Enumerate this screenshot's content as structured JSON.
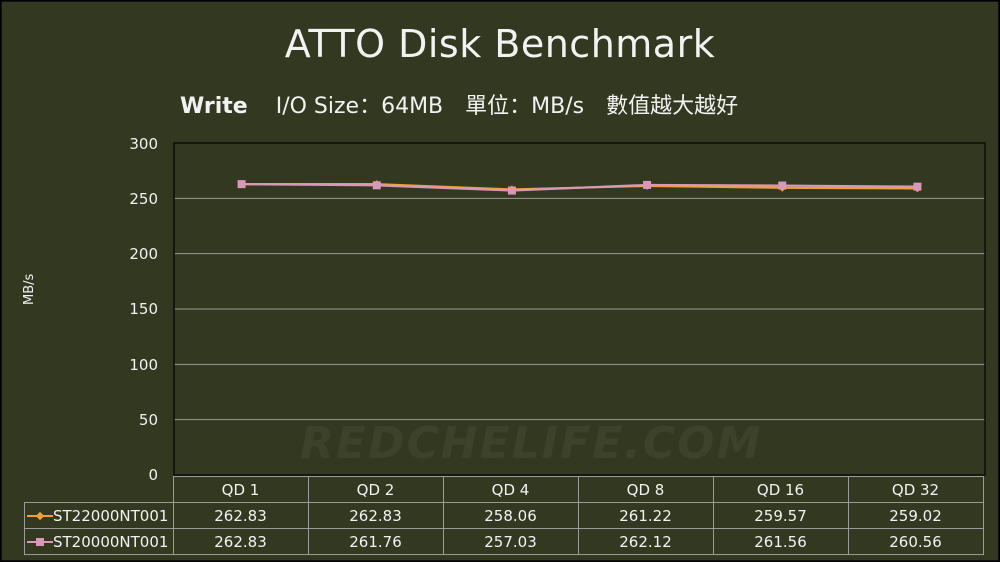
{
  "header": {
    "title": "ATTO Disk Benchmark",
    "subtitle_mode": "Write",
    "subtitle_rest": "I/O Size：64MB　單位：MB/s　數值越大越好"
  },
  "axis": {
    "ylabel": "MB/s",
    "yticks": [
      "300",
      "250",
      "200",
      "150",
      "100",
      "50",
      "0"
    ]
  },
  "watermark": "REDCHELIFE.COM",
  "table": {
    "categories": [
      "QD 1",
      "QD 2",
      "QD 4",
      "QD 8",
      "QD 16",
      "QD 32"
    ],
    "rows": [
      {
        "name": "ST22000NT001",
        "values": [
          "262.83",
          "262.83",
          "258.06",
          "261.22",
          "259.57",
          "259.02"
        ]
      },
      {
        "name": "ST20000NT001",
        "values": [
          "262.83",
          "261.76",
          "257.03",
          "262.12",
          "261.56",
          "260.56"
        ]
      }
    ]
  },
  "colors": {
    "background": "#333820",
    "series1": "#f0a030",
    "series2": "#d898b8",
    "gridline": "#9a9a9a",
    "text": "#f2f2f2"
  },
  "chart_data": {
    "type": "line",
    "title": "ATTO Disk Benchmark",
    "subtitle": "Write　I/O Size：64MB　單位：MB/s　數值越大越好",
    "xlabel": "",
    "ylabel": "MB/s",
    "categories": [
      "QD 1",
      "QD 2",
      "QD 4",
      "QD 8",
      "QD 16",
      "QD 32"
    ],
    "series": [
      {
        "name": "ST22000NT001",
        "marker": "diamond",
        "color": "#f0a030",
        "values": [
          262.83,
          262.83,
          258.06,
          261.22,
          259.57,
          259.02
        ]
      },
      {
        "name": "ST20000NT001",
        "marker": "square",
        "color": "#d898b8",
        "values": [
          262.83,
          261.76,
          257.03,
          262.12,
          261.56,
          260.56
        ]
      }
    ],
    "ylim": [
      0,
      300
    ],
    "yticks": [
      0,
      50,
      100,
      150,
      200,
      250,
      300
    ],
    "grid": true,
    "legend_position": "data-table"
  }
}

□ □ □ □ □ □ □

_Problem:_ Your task is to list each line of the records with the word "Size".

_Expected output:_
    "subtitle_rest": "I/O Size：64MB　單位：MB/s　數值越大越好"
    "subtitle": "Write　I/O Size：64MB　單位：MB/s　數值越大越好",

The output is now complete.